#### Stated exercise:
Quote, verbatim, all material below, without pictures.

#### Materials provided:
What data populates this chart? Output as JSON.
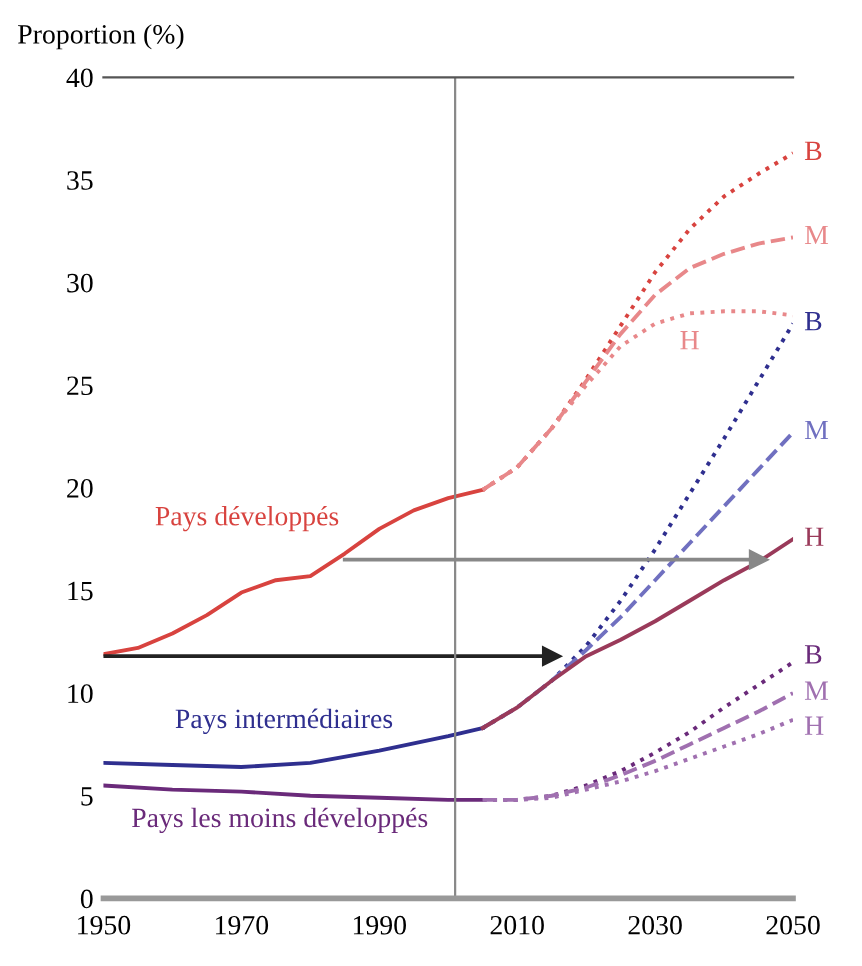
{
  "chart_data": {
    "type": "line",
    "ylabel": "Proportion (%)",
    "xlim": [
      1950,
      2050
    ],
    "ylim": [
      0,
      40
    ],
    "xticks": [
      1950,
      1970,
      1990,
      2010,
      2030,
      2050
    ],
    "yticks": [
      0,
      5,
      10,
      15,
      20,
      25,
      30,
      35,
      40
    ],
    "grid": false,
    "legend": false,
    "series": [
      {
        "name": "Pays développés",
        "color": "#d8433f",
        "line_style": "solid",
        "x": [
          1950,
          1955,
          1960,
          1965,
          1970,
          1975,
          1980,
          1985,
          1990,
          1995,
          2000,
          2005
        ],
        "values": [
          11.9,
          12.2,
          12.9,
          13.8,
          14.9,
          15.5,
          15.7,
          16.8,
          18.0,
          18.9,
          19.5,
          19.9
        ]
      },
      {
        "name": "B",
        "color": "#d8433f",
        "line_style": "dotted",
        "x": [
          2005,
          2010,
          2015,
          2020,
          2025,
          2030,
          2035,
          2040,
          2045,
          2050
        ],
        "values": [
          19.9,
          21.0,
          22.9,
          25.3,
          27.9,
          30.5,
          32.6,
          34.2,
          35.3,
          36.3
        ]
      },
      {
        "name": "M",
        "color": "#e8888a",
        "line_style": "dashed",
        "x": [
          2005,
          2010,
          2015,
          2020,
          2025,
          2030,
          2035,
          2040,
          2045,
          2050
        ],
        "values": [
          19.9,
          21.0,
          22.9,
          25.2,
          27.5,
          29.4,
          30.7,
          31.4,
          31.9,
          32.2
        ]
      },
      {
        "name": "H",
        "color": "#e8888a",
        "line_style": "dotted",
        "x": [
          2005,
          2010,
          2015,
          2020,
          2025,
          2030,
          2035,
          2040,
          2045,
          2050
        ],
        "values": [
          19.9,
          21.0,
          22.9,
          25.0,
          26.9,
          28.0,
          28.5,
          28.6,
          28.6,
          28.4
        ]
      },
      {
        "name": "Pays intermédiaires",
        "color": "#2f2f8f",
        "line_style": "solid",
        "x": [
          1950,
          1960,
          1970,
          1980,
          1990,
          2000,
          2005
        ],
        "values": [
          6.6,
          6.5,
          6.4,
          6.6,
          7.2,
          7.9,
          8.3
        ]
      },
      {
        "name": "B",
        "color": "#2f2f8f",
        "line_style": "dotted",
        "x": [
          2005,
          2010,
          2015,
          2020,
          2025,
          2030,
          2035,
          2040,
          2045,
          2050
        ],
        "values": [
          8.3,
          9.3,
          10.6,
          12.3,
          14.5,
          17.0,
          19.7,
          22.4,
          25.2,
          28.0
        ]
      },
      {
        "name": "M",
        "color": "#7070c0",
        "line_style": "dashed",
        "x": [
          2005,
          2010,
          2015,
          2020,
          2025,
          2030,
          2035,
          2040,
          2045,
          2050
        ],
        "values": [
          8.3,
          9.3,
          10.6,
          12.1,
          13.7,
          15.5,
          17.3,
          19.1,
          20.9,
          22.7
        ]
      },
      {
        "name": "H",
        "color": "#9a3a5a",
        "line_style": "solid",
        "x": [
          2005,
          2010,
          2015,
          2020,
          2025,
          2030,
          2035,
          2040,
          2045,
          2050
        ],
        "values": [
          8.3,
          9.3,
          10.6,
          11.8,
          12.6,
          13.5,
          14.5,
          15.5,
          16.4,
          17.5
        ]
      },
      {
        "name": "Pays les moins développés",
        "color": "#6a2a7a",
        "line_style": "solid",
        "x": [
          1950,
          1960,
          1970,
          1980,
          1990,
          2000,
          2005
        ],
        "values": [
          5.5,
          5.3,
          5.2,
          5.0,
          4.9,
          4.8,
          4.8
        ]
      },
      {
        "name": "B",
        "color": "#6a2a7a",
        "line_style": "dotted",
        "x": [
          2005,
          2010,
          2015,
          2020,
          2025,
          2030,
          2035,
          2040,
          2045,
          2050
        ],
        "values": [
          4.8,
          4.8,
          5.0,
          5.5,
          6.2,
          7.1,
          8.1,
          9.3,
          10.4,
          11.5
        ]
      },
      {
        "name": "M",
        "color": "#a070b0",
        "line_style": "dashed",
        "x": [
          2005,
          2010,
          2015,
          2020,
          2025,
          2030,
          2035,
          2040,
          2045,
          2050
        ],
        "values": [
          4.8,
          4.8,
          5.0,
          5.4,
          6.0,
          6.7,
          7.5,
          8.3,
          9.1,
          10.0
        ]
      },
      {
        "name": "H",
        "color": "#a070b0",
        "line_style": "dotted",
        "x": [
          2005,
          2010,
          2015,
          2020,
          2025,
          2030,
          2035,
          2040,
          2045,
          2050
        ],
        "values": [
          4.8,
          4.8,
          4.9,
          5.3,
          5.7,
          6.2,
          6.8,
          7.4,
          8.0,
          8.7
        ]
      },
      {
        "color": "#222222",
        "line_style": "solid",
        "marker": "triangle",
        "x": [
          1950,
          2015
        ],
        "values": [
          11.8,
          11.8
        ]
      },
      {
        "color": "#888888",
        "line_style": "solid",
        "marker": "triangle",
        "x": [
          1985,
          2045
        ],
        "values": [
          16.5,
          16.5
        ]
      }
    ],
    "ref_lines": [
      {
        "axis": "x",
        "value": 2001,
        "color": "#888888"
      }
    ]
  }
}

#### Answer to the problem:
What data populates this chart? Output as JSON.
{
  "chart_data": {
    "type": "line",
    "ylabel": "Proportion (%)",
    "xlim": [
      1950,
      2050
    ],
    "ylim": [
      0,
      40
    ],
    "xticks": [
      1950,
      1970,
      1990,
      2010,
      2030,
      2050
    ],
    "yticks": [
      0,
      5,
      10,
      15,
      20,
      25,
      30,
      35,
      40
    ],
    "grid": false,
    "legend": false,
    "series": [
      {
        "name": "Pays développés",
        "color": "#d8433f",
        "line_style": "solid",
        "x": [
          1950,
          1955,
          1960,
          1965,
          1970,
          1975,
          1980,
          1985,
          1990,
          1995,
          2000,
          2005
        ],
        "values": [
          11.9,
          12.2,
          12.9,
          13.8,
          14.9,
          15.5,
          15.7,
          16.8,
          18.0,
          18.9,
          19.5,
          19.9
        ]
      },
      {
        "name": "B",
        "color": "#d8433f",
        "line_style": "dotted",
        "x": [
          2005,
          2010,
          2015,
          2020,
          2025,
          2030,
          2035,
          2040,
          2045,
          2050
        ],
        "values": [
          19.9,
          21.0,
          22.9,
          25.3,
          27.9,
          30.5,
          32.6,
          34.2,
          35.3,
          36.3
        ]
      },
      {
        "name": "M",
        "color": "#e8888a",
        "line_style": "dashed",
        "x": [
          2005,
          2010,
          2015,
          2020,
          2025,
          2030,
          2035,
          2040,
          2045,
          2050
        ],
        "values": [
          19.9,
          21.0,
          22.9,
          25.2,
          27.5,
          29.4,
          30.7,
          31.4,
          31.9,
          32.2
        ]
      },
      {
        "name": "H",
        "color": "#e8888a",
        "line_style": "dotted",
        "x": [
          2005,
          2010,
          2015,
          2020,
          2025,
          2030,
          2035,
          2040,
          2045,
          2050
        ],
        "values": [
          19.9,
          21.0,
          22.9,
          25.0,
          26.9,
          28.0,
          28.5,
          28.6,
          28.6,
          28.4
        ]
      },
      {
        "name": "Pays intermédiaires",
        "color": "#2f2f8f",
        "line_style": "solid",
        "x": [
          1950,
          1960,
          1970,
          1980,
          1990,
          2000,
          2005
        ],
        "values": [
          6.6,
          6.5,
          6.4,
          6.6,
          7.2,
          7.9,
          8.3
        ]
      },
      {
        "name": "B",
        "color": "#2f2f8f",
        "line_style": "dotted",
        "x": [
          2005,
          2010,
          2015,
          2020,
          2025,
          2030,
          2035,
          2040,
          2045,
          2050
        ],
        "values": [
          8.3,
          9.3,
          10.6,
          12.3,
          14.5,
          17.0,
          19.7,
          22.4,
          25.2,
          28.0
        ]
      },
      {
        "name": "M",
        "color": "#7070c0",
        "line_style": "dashed",
        "x": [
          2005,
          2010,
          2015,
          2020,
          2025,
          2030,
          2035,
          2040,
          2045,
          2050
        ],
        "values": [
          8.3,
          9.3,
          10.6,
          12.1,
          13.7,
          15.5,
          17.3,
          19.1,
          20.9,
          22.7
        ]
      },
      {
        "name": "H",
        "color": "#9a3a5a",
        "line_style": "solid",
        "x": [
          2005,
          2010,
          2015,
          2020,
          2025,
          2030,
          2035,
          2040,
          2045,
          2050
        ],
        "values": [
          8.3,
          9.3,
          10.6,
          11.8,
          12.6,
          13.5,
          14.5,
          15.5,
          16.4,
          17.5
        ]
      },
      {
        "name": "Pays les moins développés",
        "color": "#6a2a7a",
        "line_style": "solid",
        "x": [
          1950,
          1960,
          1970,
          1980,
          1990,
          2000,
          2005
        ],
        "values": [
          5.5,
          5.3,
          5.2,
          5.0,
          4.9,
          4.8,
          4.8
        ]
      },
      {
        "name": "B",
        "color": "#6a2a7a",
        "line_style": "dotted",
        "x": [
          2005,
          2010,
          2015,
          2020,
          2025,
          2030,
          2035,
          2040,
          2045,
          2050
        ],
        "values": [
          4.8,
          4.8,
          5.0,
          5.5,
          6.2,
          7.1,
          8.1,
          9.3,
          10.4,
          11.5
        ]
      },
      {
        "name": "M",
        "color": "#a070b0",
        "line_style": "dashed",
        "x": [
          2005,
          2010,
          2015,
          2020,
          2025,
          2030,
          2035,
          2040,
          2045,
          2050
        ],
        "values": [
          4.8,
          4.8,
          5.0,
          5.4,
          6.0,
          6.7,
          7.5,
          8.3,
          9.1,
          10.0
        ]
      },
      {
        "name": "H",
        "color": "#a070b0",
        "line_style": "dotted",
        "x": [
          2005,
          2010,
          2015,
          2020,
          2025,
          2030,
          2035,
          2040,
          2045,
          2050
        ],
        "values": [
          4.8,
          4.8,
          4.9,
          5.3,
          5.7,
          6.2,
          6.8,
          7.4,
          8.0,
          8.7
        ]
      },
      {
        "color": "#222222",
        "line_style": "solid",
        "marker": "triangle",
        "x": [
          1950,
          2015
        ],
        "values": [
          11.8,
          11.8
        ]
      },
      {
        "color": "#888888",
        "line_style": "solid",
        "marker": "triangle",
        "x": [
          1985,
          2045
        ],
        "values": [
          16.5,
          16.5
        ]
      }
    ],
    "ref_lines": [
      {
        "axis": "x",
        "value": 2001,
        "color": "#888888"
      }
    ]
  }
}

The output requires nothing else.